#### Extracted records

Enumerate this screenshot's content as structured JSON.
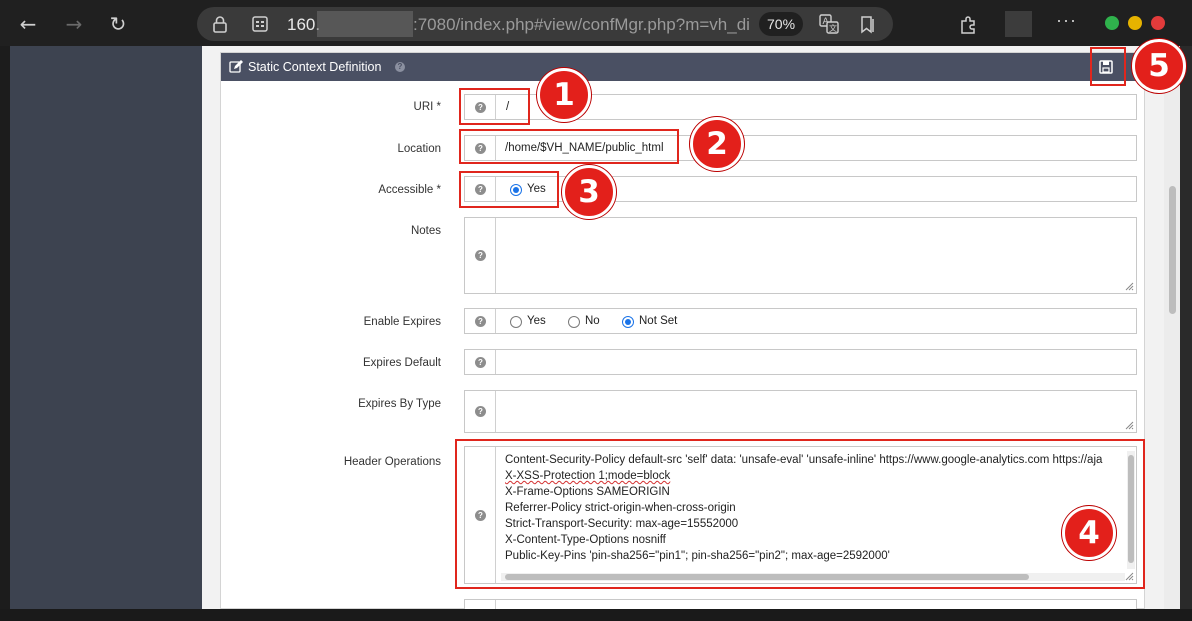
{
  "browser": {
    "url_host": "160.",
    "url_rest": ":7080/index.php#view/confMgr.php?m=vh_di",
    "zoom": "70%",
    "more_label": "···"
  },
  "panel": {
    "title": "Static Context Definition"
  },
  "form": {
    "uri": {
      "label": "URI *",
      "value": "/"
    },
    "location": {
      "label": "Location",
      "value": "/home/$VH_NAME/public_html"
    },
    "accessible": {
      "label": "Accessible *",
      "option": "Yes"
    },
    "notes": {
      "label": "Notes",
      "value": ""
    },
    "enable_expires": {
      "label": "Enable Expires",
      "options": [
        "Yes",
        "No",
        "Not Set"
      ],
      "selected": "Not Set"
    },
    "expires_default": {
      "label": "Expires Default",
      "value": ""
    },
    "expires_by_type": {
      "label": "Expires By Type",
      "value": ""
    },
    "header_operations": {
      "label": "Header Operations",
      "lines": [
        "Content-Security-Policy default-src 'self' data: 'unsafe-eval' 'unsafe-inline' https://www.google-analytics.com https://aja",
        "X-XSS-Protection 1;mode=block",
        "X-Frame-Options SAMEORIGIN",
        "Referrer-Policy strict-origin-when-cross-origin",
        "Strict-Transport-Security: max-age=15552000",
        "X-Content-Type-Options nosniff",
        "Public-Key-Pins 'pin-sha256=\"pin1\"; pin-sha256=\"pin2\"; max-age=2592000'"
      ]
    }
  },
  "annotations": [
    "1",
    "2",
    "3",
    "4",
    "5"
  ],
  "colors": {
    "highlight": "#e0261d",
    "badge": "#e3201b",
    "header": "#4a5063",
    "sidebar": "#3d4350"
  },
  "icons": [
    "back-icon",
    "forward-icon",
    "reload-icon",
    "lock-icon",
    "tabs-icon",
    "translate-icon",
    "reading-list-icon",
    "extensions-icon",
    "edit-icon",
    "help-icon",
    "save-icon"
  ]
}
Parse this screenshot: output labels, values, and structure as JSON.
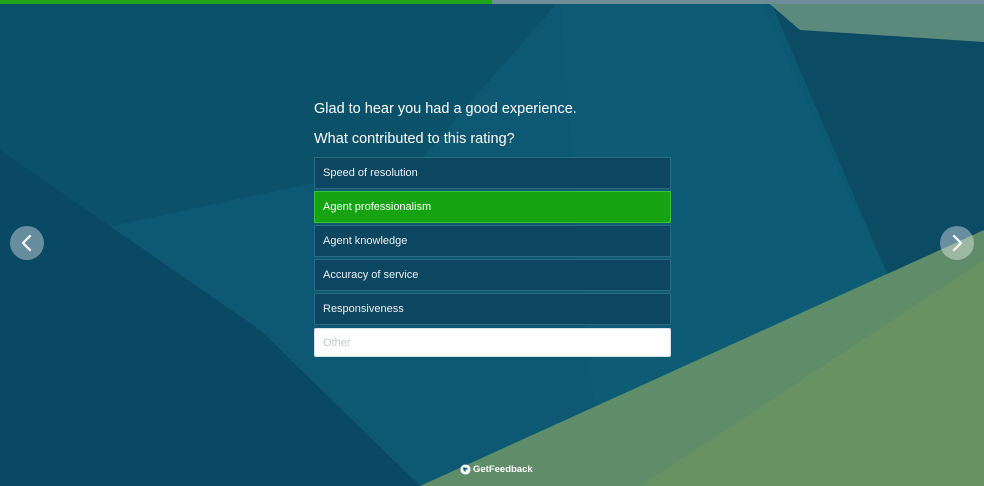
{
  "progress": {
    "fraction": 0.5
  },
  "colors": {
    "accent": "#1fa31b",
    "option_bg": "#0d4660",
    "background": "#0e5a74"
  },
  "survey": {
    "intro": "Glad to hear you had a good experience.",
    "question": "What contributed to this rating?",
    "options": [
      {
        "label": "Speed of resolution",
        "selected": false
      },
      {
        "label": "Agent professionalism",
        "selected": true
      },
      {
        "label": "Agent knowledge",
        "selected": false
      },
      {
        "label": "Accuracy of service",
        "selected": false
      },
      {
        "label": "Responsiveness",
        "selected": false
      }
    ],
    "other_placeholder": "Other"
  },
  "nav": {
    "prev_icon": "chevron-left-icon",
    "next_icon": "chevron-right-icon"
  },
  "footer": {
    "brand": "GetFeedback",
    "logo_icon": "getfeedback-logo-icon"
  }
}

#### The request
Retype the line containing "Parse this screenshot: output" and all lines after it through the end of the material, exactly and only those, leaving out pictures.

#### Finished task
Parse this screenshot: output labels, values, and structure as JSON.
{
  "progress": {
    "fraction": 0.5
  },
  "colors": {
    "accent": "#1fa31b",
    "option_bg": "#0d4660",
    "background": "#0e5a74"
  },
  "survey": {
    "intro": "Glad to hear you had a good experience.",
    "question": "What contributed to this rating?",
    "options": [
      {
        "label": "Speed of resolution",
        "selected": false
      },
      {
        "label": "Agent professionalism",
        "selected": true
      },
      {
        "label": "Agent knowledge",
        "selected": false
      },
      {
        "label": "Accuracy of service",
        "selected": false
      },
      {
        "label": "Responsiveness",
        "selected": false
      }
    ],
    "other_placeholder": "Other"
  },
  "nav": {
    "prev_icon": "chevron-left-icon",
    "next_icon": "chevron-right-icon"
  },
  "footer": {
    "brand": "GetFeedback",
    "logo_icon": "getfeedback-logo-icon"
  }
}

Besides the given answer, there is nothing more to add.